• **Task to complete**
Reproduce the entries below with "Noted By" changed to "Approved By" and nothing else altered, omitting the pictures.

[Start of Data for the task]

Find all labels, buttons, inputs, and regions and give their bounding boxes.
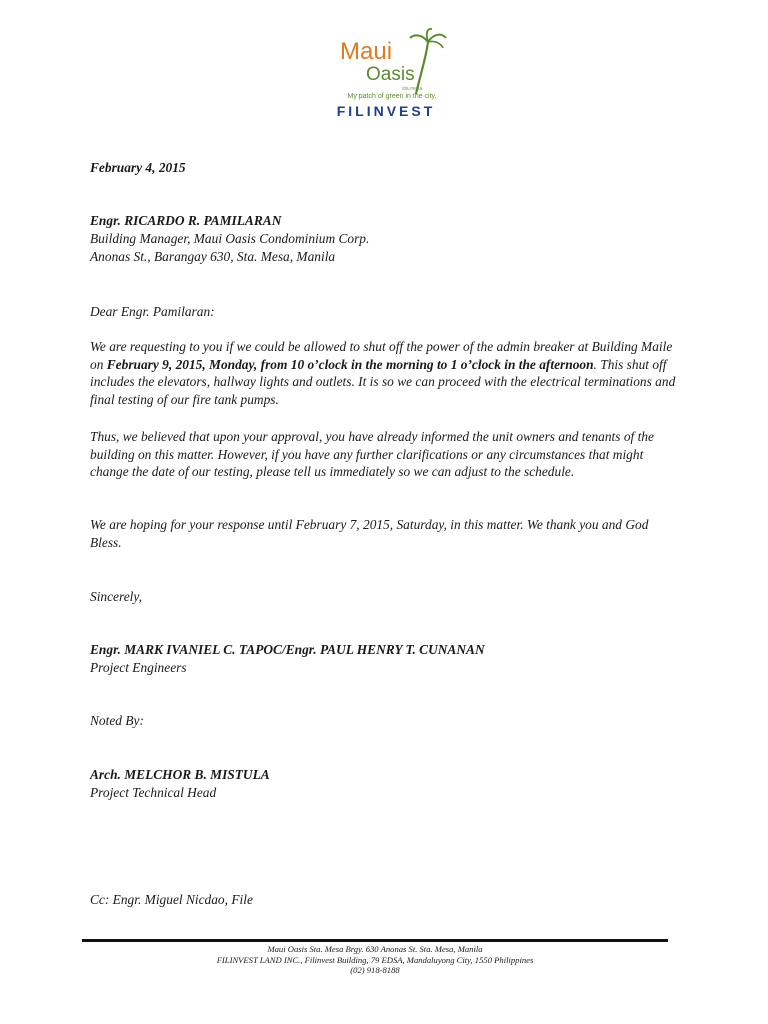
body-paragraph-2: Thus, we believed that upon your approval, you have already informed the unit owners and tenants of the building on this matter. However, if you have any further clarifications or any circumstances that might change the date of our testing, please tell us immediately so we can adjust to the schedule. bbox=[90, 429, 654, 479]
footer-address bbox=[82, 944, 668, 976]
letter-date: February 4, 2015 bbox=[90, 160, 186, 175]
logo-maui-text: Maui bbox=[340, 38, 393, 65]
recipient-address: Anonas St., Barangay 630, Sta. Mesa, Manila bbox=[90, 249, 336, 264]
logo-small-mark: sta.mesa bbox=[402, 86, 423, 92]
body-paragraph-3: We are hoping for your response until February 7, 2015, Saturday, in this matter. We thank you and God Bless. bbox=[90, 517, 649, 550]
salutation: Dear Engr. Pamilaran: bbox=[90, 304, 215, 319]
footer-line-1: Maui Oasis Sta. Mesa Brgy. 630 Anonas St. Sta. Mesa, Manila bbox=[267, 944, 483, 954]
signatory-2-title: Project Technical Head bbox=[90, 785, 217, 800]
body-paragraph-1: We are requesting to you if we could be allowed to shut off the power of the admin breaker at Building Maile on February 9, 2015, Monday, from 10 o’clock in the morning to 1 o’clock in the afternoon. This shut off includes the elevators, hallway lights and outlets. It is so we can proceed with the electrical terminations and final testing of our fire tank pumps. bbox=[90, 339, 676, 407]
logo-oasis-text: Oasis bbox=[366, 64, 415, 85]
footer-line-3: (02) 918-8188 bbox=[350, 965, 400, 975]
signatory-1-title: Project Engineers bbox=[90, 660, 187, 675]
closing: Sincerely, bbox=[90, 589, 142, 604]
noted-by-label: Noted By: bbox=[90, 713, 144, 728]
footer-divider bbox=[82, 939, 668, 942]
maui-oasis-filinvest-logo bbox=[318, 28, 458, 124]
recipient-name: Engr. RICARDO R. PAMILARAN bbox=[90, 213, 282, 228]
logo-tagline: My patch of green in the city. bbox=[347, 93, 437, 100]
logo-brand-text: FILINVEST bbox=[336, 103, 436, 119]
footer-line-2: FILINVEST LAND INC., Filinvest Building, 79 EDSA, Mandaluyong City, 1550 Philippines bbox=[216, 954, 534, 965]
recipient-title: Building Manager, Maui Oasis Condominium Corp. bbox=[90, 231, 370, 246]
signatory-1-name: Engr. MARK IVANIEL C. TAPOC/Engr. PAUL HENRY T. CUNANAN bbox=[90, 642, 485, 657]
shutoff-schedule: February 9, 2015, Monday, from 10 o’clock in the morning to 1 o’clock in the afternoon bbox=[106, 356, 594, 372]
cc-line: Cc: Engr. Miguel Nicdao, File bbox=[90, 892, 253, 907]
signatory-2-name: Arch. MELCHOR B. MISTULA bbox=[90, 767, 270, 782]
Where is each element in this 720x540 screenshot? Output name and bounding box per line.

[End of Data for the task]

• **The reply**
Find all labels, buttons, inputs, and regions and give their bounding boxes.
body-paragraph-2: Thus, we believed that upon your approval, you have already informed the unit owners and tenants of the building on this matter. However, if you have any further clarifications or any circumstances that might change the date of our testing, please tell us immediately so we can adjust to the schedule. bbox=[90, 429, 654, 479]
footer-address bbox=[82, 944, 668, 976]
letter-date: February 4, 2015 bbox=[90, 160, 186, 175]
logo-maui-text: Maui bbox=[340, 38, 393, 65]
recipient-address: Anonas St., Barangay 630, Sta. Mesa, Manila bbox=[90, 249, 336, 264]
logo-small-mark: sta.mesa bbox=[402, 86, 423, 92]
body-paragraph-3: We are hoping for your response until February 7, 2015, Saturday, in this matter. We thank you and God Bless. bbox=[90, 517, 649, 550]
salutation: Dear Engr. Pamilaran: bbox=[90, 304, 215, 319]
footer-line-1: Maui Oasis Sta. Mesa Brgy. 630 Anonas St. Sta. Mesa, Manila bbox=[267, 944, 483, 954]
signatory-2-title: Project Technical Head bbox=[90, 785, 217, 800]
body-paragraph-1: We are requesting to you if we could be allowed to shut off the power of the admin breaker at Building Maile on February 9, 2015, Monday, from 10 o’clock in the morning to 1 o’clock in the afternoon. This shut off includes the elevators, hallway lights and outlets. It is so we can proceed with the electrical terminations and final testing of our fire tank pumps. bbox=[90, 339, 676, 407]
logo-oasis-text: Oasis bbox=[366, 64, 415, 85]
footer-line-3: (02) 918-8188 bbox=[350, 965, 400, 975]
signatory-1-title: Project Engineers bbox=[90, 660, 187, 675]
closing: Sincerely, bbox=[90, 589, 142, 604]
noted-by-label: Approved By: bbox=[90, 713, 144, 728]
footer-divider bbox=[82, 939, 668, 942]
maui-oasis-filinvest-logo bbox=[318, 28, 458, 124]
recipient-name: Engr. RICARDO R. PAMILARAN bbox=[90, 213, 282, 228]
logo-tagline: My patch of green in the city. bbox=[347, 93, 437, 100]
logo-brand-text: FILINVEST bbox=[336, 103, 436, 119]
footer-line-2: FILINVEST LAND INC., Filinvest Building, 79 EDSA, Mandaluyong City, 1550 Philippines bbox=[216, 954, 534, 965]
recipient-title: Building Manager, Maui Oasis Condominium Corp. bbox=[90, 231, 370, 246]
signatory-1-name: Engr. MARK IVANIEL C. TAPOC/Engr. PAUL HENRY T. CUNANAN bbox=[90, 642, 485, 657]
shutoff-schedule: February 9, 2015, Monday, from 10 o’clock in the morning to 1 o’clock in the afternoon bbox=[106, 356, 594, 372]
cc-line: Cc: Engr. Miguel Nicdao, File bbox=[90, 892, 253, 907]
signatory-2-name: Arch. MELCHOR B. MISTULA bbox=[90, 767, 270, 782]
Where is each element in this 720x540 screenshot? Output name and bounding box per line.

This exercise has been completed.